EXERCISE GOAL = Reproduce the listing word for word, leaving every picture behind.

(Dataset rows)
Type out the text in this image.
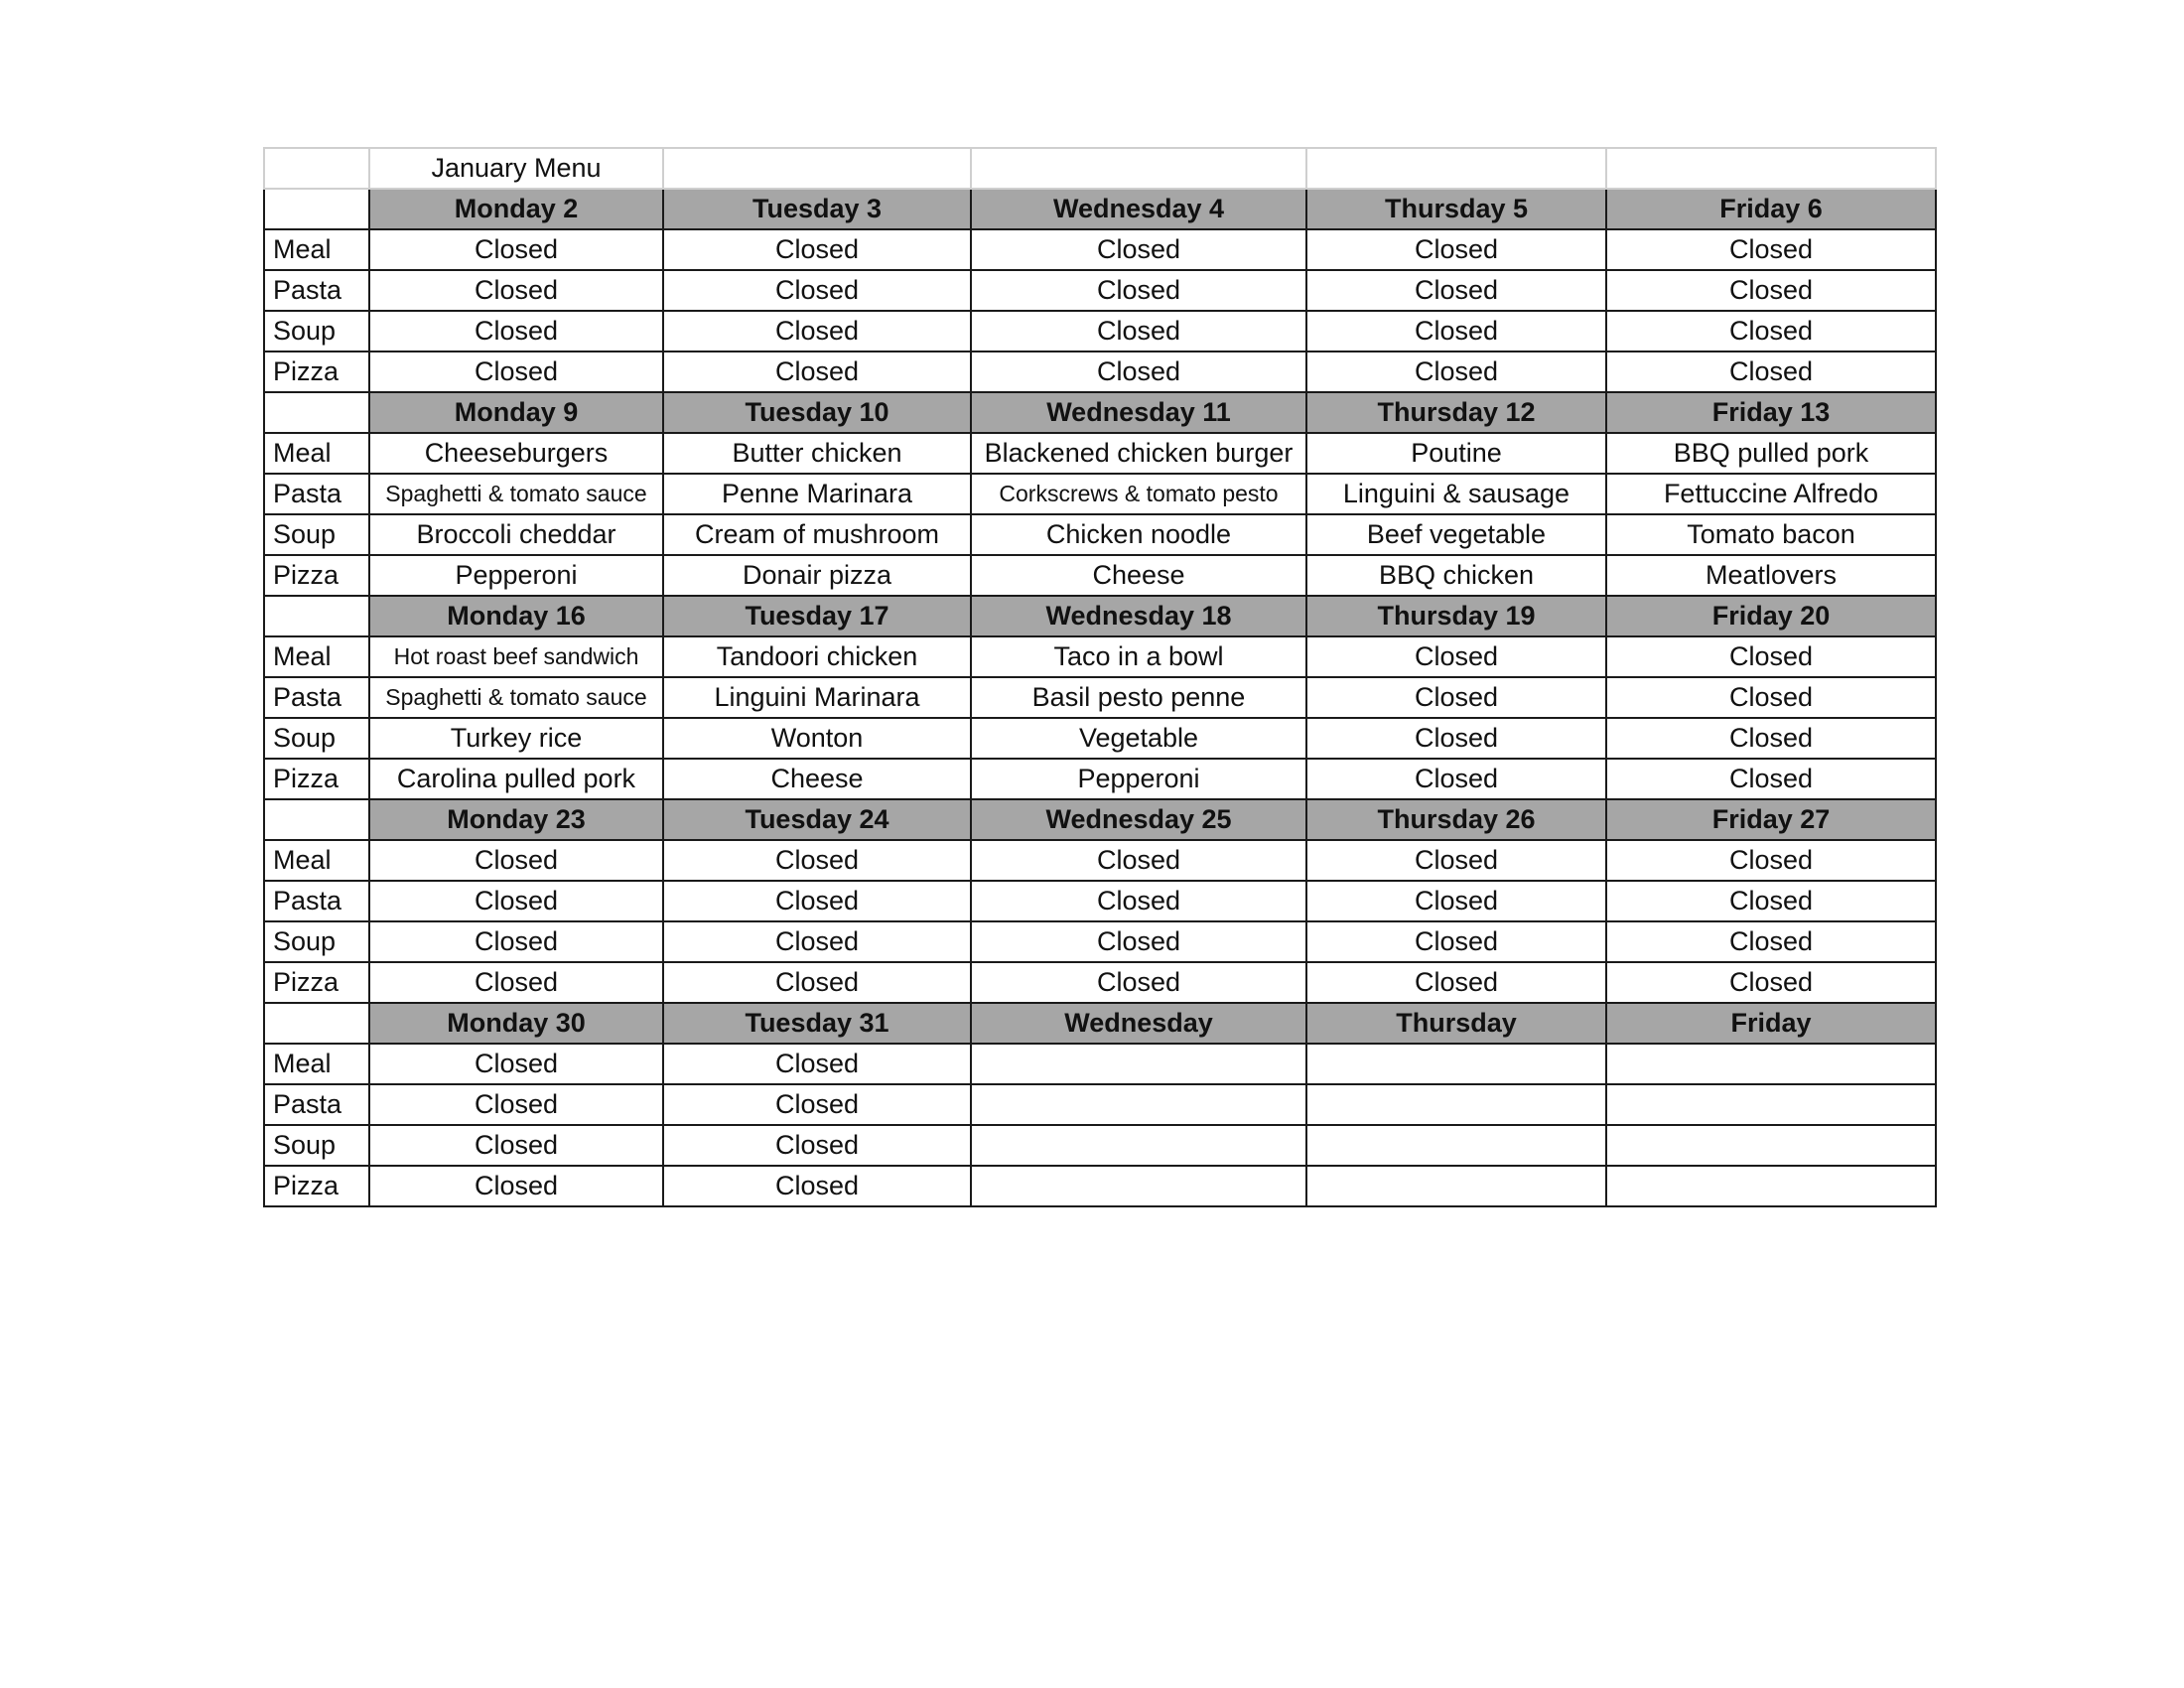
	January Menu				
	Monday 2	Tuesday 3	Wednesday 4	Thursday 5	Friday 6
Meal	Closed	Closed	Closed	Closed	Closed
Pasta	Closed	Closed	Closed	Closed	Closed
Soup	Closed	Closed	Closed	Closed	Closed
Pizza	Closed	Closed	Closed	Closed	Closed
	Monday 9	Tuesday 10	Wednesday 11	Thursday 12	Friday 13
Meal	Cheeseburgers	Butter chicken	Blackened chicken burger	Poutine	BBQ pulled pork
Pasta	Spaghetti & tomato sauce	Penne Marinara	Corkscrews & tomato pesto	Linguini & sausage	Fettuccine Alfredo
Soup	Broccoli cheddar	Cream of mushroom	Chicken noodle	Beef vegetable	Tomato bacon
Pizza	Pepperoni	Donair pizza	Cheese	BBQ chicken	Meatlovers
	Monday 16	Tuesday 17	Wednesday 18	Thursday 19	Friday 20
Meal	Hot roast beef sandwich	Tandoori chicken	Taco in a bowl	Closed	Closed
Pasta	Spaghetti & tomato sauce	Linguini Marinara	Basil pesto penne	Closed	Closed
Soup	Turkey rice	Wonton	Vegetable	Closed	Closed
Pizza	Carolina pulled pork	Cheese	Pepperoni	Closed	Closed
	Monday 23	Tuesday 24	Wednesday 25	Thursday 26	Friday 27
Meal	Closed	Closed	Closed	Closed	Closed
Pasta	Closed	Closed	Closed	Closed	Closed
Soup	Closed	Closed	Closed	Closed	Closed
Pizza	Closed	Closed	Closed	Closed	Closed
	Monday 30	Tuesday 31	Wednesday	Thursday	Friday
Meal	Closed	Closed			
Pasta	Closed	Closed			
Soup	Closed	Closed			
Pizza	Closed	Closed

RESPONSE =
Type out the text in this image.
	January Menu				
	Monday 2	Tuesday 3	Wednesday 4	Thursday 5	Friday 6
Meal	Closed	Closed	Closed	Closed	Closed
Pasta	Closed	Closed	Closed	Closed	Closed
Soup	Closed	Closed	Closed	Closed	Closed
Pizza	Closed	Closed	Closed	Closed	Closed
	Monday 9	Tuesday 10	Wednesday 11	Thursday 12	Friday 13
Meal	Cheeseburgers	Butter chicken	Blackened chicken burger	Poutine	BBQ pulled pork
Pasta	Spaghetti & tomato sauce	Penne Marinara	Corkscrews & tomato pesto	Linguini & sausage	Fettuccine Alfredo
Soup	Broccoli cheddar	Cream of mushroom	Chicken noodle	Beef vegetable	Tomato bacon
Pizza	Pepperoni	Donair pizza	Cheese	BBQ chicken	Meatlovers
	Monday 16	Tuesday 17	Wednesday 18	Thursday 19	Friday 20
Meal	Hot roast beef sandwich	Tandoori chicken	Taco in a bowl	Closed	Closed
Pasta	Spaghetti & tomato sauce	Linguini Marinara	Basil pesto penne	Closed	Closed
Soup	Turkey rice	Wonton	Vegetable	Closed	Closed
Pizza	Carolina pulled pork	Cheese	Pepperoni	Closed	Closed
	Monday 23	Tuesday 24	Wednesday 25	Thursday 26	Friday 27
Meal	Closed	Closed	Closed	Closed	Closed
Pasta	Closed	Closed	Closed	Closed	Closed
Soup	Closed	Closed	Closed	Closed	Closed
Pizza	Closed	Closed	Closed	Closed	Closed
	Monday 30	Tuesday 31	Wednesday	Thursday	Friday
Meal	Closed	Closed			
Pasta	Closed	Closed			
Soup	Closed	Closed			
Pizza	Closed	Closed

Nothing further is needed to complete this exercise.